**Dataset records:**
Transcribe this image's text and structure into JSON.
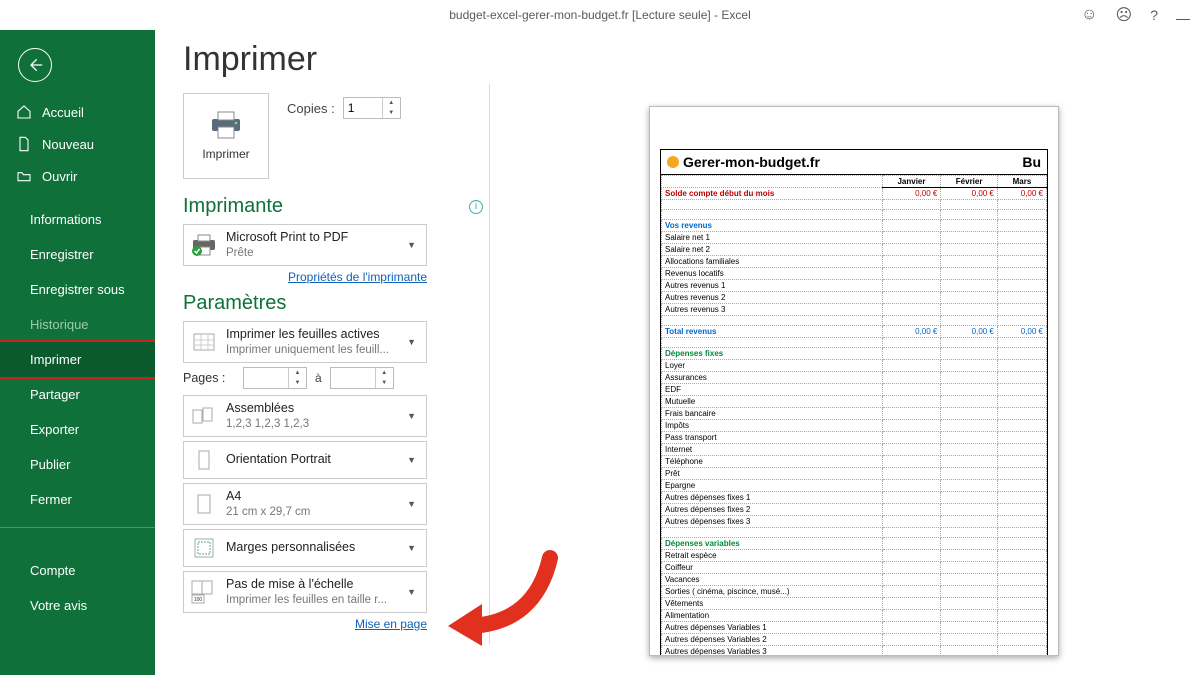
{
  "titlebar": {
    "title": "budget-excel-gerer-mon-budget.fr  [Lecture seule]  -  Excel"
  },
  "sidebar": {
    "accueil": "Accueil",
    "nouveau": "Nouveau",
    "ouvrir": "Ouvrir",
    "informations": "Informations",
    "enregistrer": "Enregistrer",
    "enregistrer_sous": "Enregistrer sous",
    "historique": "Historique",
    "imprimer": "Imprimer",
    "partager": "Partager",
    "exporter": "Exporter",
    "publier": "Publier",
    "fermer": "Fermer",
    "compte": "Compte",
    "votre_avis": "Votre avis"
  },
  "main": {
    "heading": "Imprimer",
    "print_button": "Imprimer",
    "copies_label": "Copies :",
    "copies_value": "1",
    "printer_heading": "Imprimante",
    "printer": {
      "name": "Microsoft Print to PDF",
      "status": "Prête"
    },
    "printer_props_link": "Propriétés de l'imprimante",
    "settings_heading": "Paramètres",
    "active_sheets": {
      "row1": "Imprimer les feuilles actives",
      "row2": "Imprimer uniquement les feuill..."
    },
    "pages_label": "Pages :",
    "pages_a": "à",
    "collate": {
      "row1": "Assemblées",
      "row2": "1,2,3    1,2,3    1,2,3"
    },
    "orientation": {
      "row1": "Orientation Portrait"
    },
    "paper": {
      "row1": "A4",
      "row2": "21 cm x 29,7 cm"
    },
    "margins": {
      "row1": "Marges personnalisées"
    },
    "scaling": {
      "row1": "Pas de mise à l'échelle",
      "row2": "Imprimer les feuilles en taille r..."
    },
    "scaling_badge": "100",
    "page_setup_link": "Mise en page"
  },
  "preview": {
    "brand": "Gerer-mon-budget.fr",
    "bu_cut": "Bu",
    "months": [
      "Janvier",
      "Février",
      "Mars"
    ],
    "solde_row": "Solde compte début du mois",
    "solde_val": "0,00 €",
    "vos_revenus": "Vos revenus",
    "rev_rows": [
      "Salaire net 1",
      "Salaire net 2",
      "Allocations familiales",
      "Revenus locatifs",
      "Autres revenus 1",
      "Autres revenus 2",
      "Autres revenus 3"
    ],
    "total_revenus": "Total revenus",
    "total_val": "0,00 €",
    "dep_fixes": "Dépenses fixes",
    "fix_rows": [
      "Loyer",
      "Assurances",
      "EDF",
      "Mutuelle",
      "Frais bancaire",
      "Impôts",
      "Pass transport",
      "Internet",
      "Téléphone",
      "Prêt",
      "Epargne",
      "Autres dépenses fixes 1",
      "Autres dépenses fixes 2",
      "Autres dépenses fixes 3"
    ],
    "dep_var": "Dépenses variables",
    "var_rows": [
      "Retrait espèce",
      "Coiffeur",
      "Vacances",
      "Sorties ( cinéma, piscince, musé...)",
      "Vêtements",
      "Alimentation",
      "Autres dépenses Variables 1",
      "Autres dépenses Variables 2",
      "Autres dépenses Variables 3"
    ]
  }
}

**WHAT YOU NEED TO DO:** The data above needs to be retyped exactly, with the images left out.

**TASK OUTPUT:**
Transcribe this image's text and structure into JSON.
{
  "titlebar": {
    "title": "budget-excel-gerer-mon-budget.fr  [Lecture seule]  -  Excel"
  },
  "sidebar": {
    "accueil": "Accueil",
    "nouveau": "Nouveau",
    "ouvrir": "Ouvrir",
    "informations": "Informations",
    "enregistrer": "Enregistrer",
    "enregistrer_sous": "Enregistrer sous",
    "historique": "Historique",
    "imprimer": "Imprimer",
    "partager": "Partager",
    "exporter": "Exporter",
    "publier": "Publier",
    "fermer": "Fermer",
    "compte": "Compte",
    "votre_avis": "Votre avis"
  },
  "main": {
    "heading": "Imprimer",
    "print_button": "Imprimer",
    "copies_label": "Copies :",
    "copies_value": "1",
    "printer_heading": "Imprimante",
    "printer": {
      "name": "Microsoft Print to PDF",
      "status": "Prête"
    },
    "printer_props_link": "Propriétés de l'imprimante",
    "settings_heading": "Paramètres",
    "active_sheets": {
      "row1": "Imprimer les feuilles actives",
      "row2": "Imprimer uniquement les feuill..."
    },
    "pages_label": "Pages :",
    "pages_a": "à",
    "collate": {
      "row1": "Assemblées",
      "row2": "1,2,3    1,2,3    1,2,3"
    },
    "orientation": {
      "row1": "Orientation Portrait"
    },
    "paper": {
      "row1": "A4",
      "row2": "21 cm x 29,7 cm"
    },
    "margins": {
      "row1": "Marges personnalisées"
    },
    "scaling": {
      "row1": "Pas de mise à l'échelle",
      "row2": "Imprimer les feuilles en taille r..."
    },
    "scaling_badge": "100",
    "page_setup_link": "Mise en page"
  },
  "preview": {
    "brand": "Gerer-mon-budget.fr",
    "bu_cut": "Bu",
    "months": [
      "Janvier",
      "Février",
      "Mars"
    ],
    "solde_row": "Solde compte début du mois",
    "solde_val": "0,00 €",
    "vos_revenus": "Vos revenus",
    "rev_rows": [
      "Salaire net 1",
      "Salaire net 2",
      "Allocations familiales",
      "Revenus locatifs",
      "Autres revenus 1",
      "Autres revenus 2",
      "Autres revenus 3"
    ],
    "total_revenus": "Total revenus",
    "total_val": "0,00 €",
    "dep_fixes": "Dépenses fixes",
    "fix_rows": [
      "Loyer",
      "Assurances",
      "EDF",
      "Mutuelle",
      "Frais bancaire",
      "Impôts",
      "Pass transport",
      "Internet",
      "Téléphone",
      "Prêt",
      "Epargne",
      "Autres dépenses fixes 1",
      "Autres dépenses fixes 2",
      "Autres dépenses fixes 3"
    ],
    "dep_var": "Dépenses variables",
    "var_rows": [
      "Retrait espèce",
      "Coiffeur",
      "Vacances",
      "Sorties ( cinéma, piscince, musé...)",
      "Vêtements",
      "Alimentation",
      "Autres dépenses Variables 1",
      "Autres dépenses Variables 2",
      "Autres dépenses Variables 3"
    ]
  }
}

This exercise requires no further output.